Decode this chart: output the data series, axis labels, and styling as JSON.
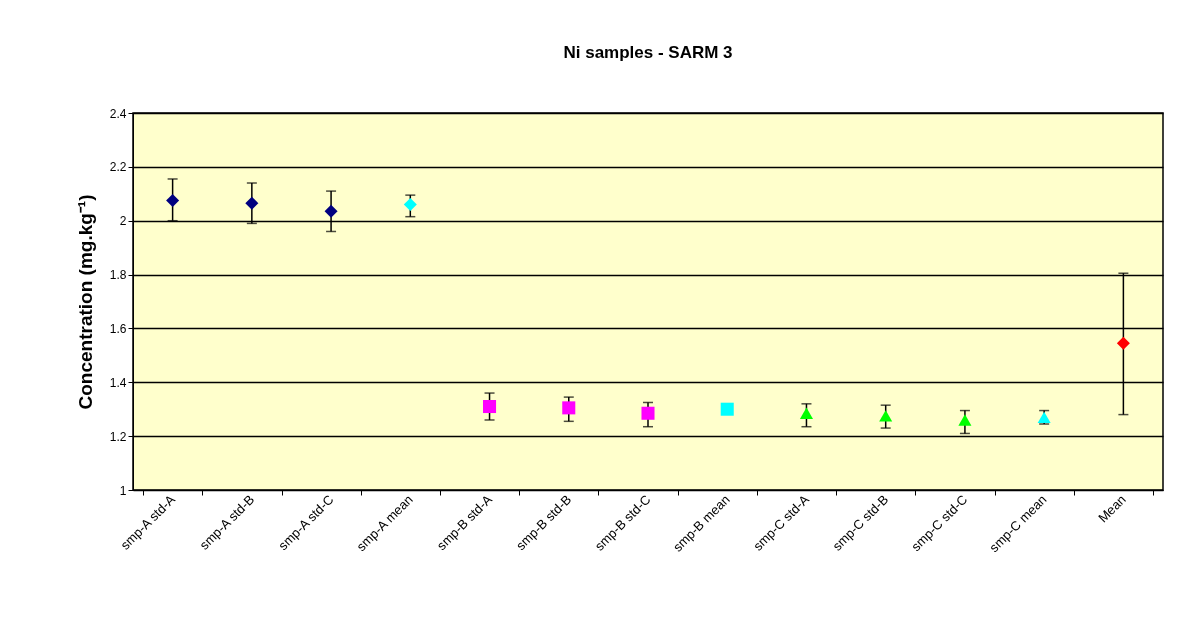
{
  "chart_data": {
    "type": "scatter",
    "title": "Ni samples - SARM 3",
    "ylabel": "Concentration (mg.kg⁻¹)",
    "categories": [
      "smp-A std-A",
      "smp-A std-B",
      "smp-A std-C",
      "smp-A mean",
      "smp-B std-A",
      "smp-B std-B",
      "smp-B std-C",
      "smp-B mean",
      "smp-C std-A",
      "smp-C std-B",
      "smp-C std-C",
      "smp-C mean",
      "Mean"
    ],
    "series": [
      {
        "color": "#000080",
        "marker": "diamond",
        "x": [
          "smp-A std-A",
          "smp-A std-B",
          "smp-A std-C"
        ],
        "values": [
          2.075,
          2.065,
          2.035
        ],
        "errors": [
          [
            2.0,
            2.155
          ],
          [
            1.99,
            2.14
          ],
          [
            1.96,
            2.11
          ]
        ]
      },
      {
        "color": "#00ffff",
        "marker": "diamond",
        "x": [
          "smp-A mean"
        ],
        "values": [
          2.06
        ],
        "errors": [
          [
            2.015,
            2.095
          ]
        ]
      },
      {
        "color": "#ff00ff",
        "marker": "square",
        "x": [
          "smp-B std-A",
          "smp-B std-B",
          "smp-B std-C"
        ],
        "values": [
          1.31,
          1.305,
          1.285
        ],
        "errors": [
          [
            1.26,
            1.36
          ],
          [
            1.255,
            1.345
          ],
          [
            1.235,
            1.325
          ]
        ]
      },
      {
        "color": "#00ffff",
        "marker": "square",
        "x": [
          "smp-B mean"
        ],
        "values": [
          1.3
        ],
        "errors": [
          null
        ]
      },
      {
        "color": "#00ff00",
        "marker": "triangle",
        "x": [
          "smp-C std-A",
          "smp-C std-B",
          "smp-C std-C"
        ],
        "values": [
          1.285,
          1.275,
          1.26
        ],
        "errors": [
          [
            1.235,
            1.32
          ],
          [
            1.23,
            1.315
          ],
          [
            1.21,
            1.295
          ]
        ]
      },
      {
        "color": "#00ffff",
        "marker": "triangle",
        "x": [
          "smp-C mean"
        ],
        "values": [
          1.27
        ],
        "errors": [
          [
            1.245,
            1.295
          ]
        ]
      },
      {
        "color": "#ff0000",
        "marker": "diamond",
        "x": [
          "Mean"
        ],
        "values": [
          1.545
        ],
        "errors": [
          [
            1.28,
            1.805
          ]
        ]
      }
    ],
    "ylim": [
      1,
      2.4
    ],
    "yticks": [
      1,
      1.2,
      1.4,
      1.6,
      1.8,
      2,
      2.2,
      2.4
    ],
    "grid": "y"
  }
}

## Exercise requirements
Copy the material exactly. Do not include the pictures.

## Answer for this exercise
Decode this chart: output the data series, axis labels, and styling as JSON.
{
  "chart_data": {
    "type": "scatter",
    "title": "Ni samples - SARM 3",
    "ylabel": "Concentration (mg.kg⁻¹)",
    "categories": [
      "smp-A std-A",
      "smp-A std-B",
      "smp-A std-C",
      "smp-A mean",
      "smp-B std-A",
      "smp-B std-B",
      "smp-B std-C",
      "smp-B mean",
      "smp-C std-A",
      "smp-C std-B",
      "smp-C std-C",
      "smp-C mean",
      "Mean"
    ],
    "series": [
      {
        "color": "#000080",
        "marker": "diamond",
        "x": [
          "smp-A std-A",
          "smp-A std-B",
          "smp-A std-C"
        ],
        "values": [
          2.075,
          2.065,
          2.035
        ],
        "errors": [
          [
            2.0,
            2.155
          ],
          [
            1.99,
            2.14
          ],
          [
            1.96,
            2.11
          ]
        ]
      },
      {
        "color": "#00ffff",
        "marker": "diamond",
        "x": [
          "smp-A mean"
        ],
        "values": [
          2.06
        ],
        "errors": [
          [
            2.015,
            2.095
          ]
        ]
      },
      {
        "color": "#ff00ff",
        "marker": "square",
        "x": [
          "smp-B std-A",
          "smp-B std-B",
          "smp-B std-C"
        ],
        "values": [
          1.31,
          1.305,
          1.285
        ],
        "errors": [
          [
            1.26,
            1.36
          ],
          [
            1.255,
            1.345
          ],
          [
            1.235,
            1.325
          ]
        ]
      },
      {
        "color": "#00ffff",
        "marker": "square",
        "x": [
          "smp-B mean"
        ],
        "values": [
          1.3
        ],
        "errors": [
          null
        ]
      },
      {
        "color": "#00ff00",
        "marker": "triangle",
        "x": [
          "smp-C std-A",
          "smp-C std-B",
          "smp-C std-C"
        ],
        "values": [
          1.285,
          1.275,
          1.26
        ],
        "errors": [
          [
            1.235,
            1.32
          ],
          [
            1.23,
            1.315
          ],
          [
            1.21,
            1.295
          ]
        ]
      },
      {
        "color": "#00ffff",
        "marker": "triangle",
        "x": [
          "smp-C mean"
        ],
        "values": [
          1.27
        ],
        "errors": [
          [
            1.245,
            1.295
          ]
        ]
      },
      {
        "color": "#ff0000",
        "marker": "diamond",
        "x": [
          "Mean"
        ],
        "values": [
          1.545
        ],
        "errors": [
          [
            1.28,
            1.805
          ]
        ]
      }
    ],
    "ylim": [
      1,
      2.4
    ],
    "yticks": [
      1,
      1.2,
      1.4,
      1.6,
      1.8,
      2,
      2.2,
      2.4
    ],
    "grid": "y"
  }
}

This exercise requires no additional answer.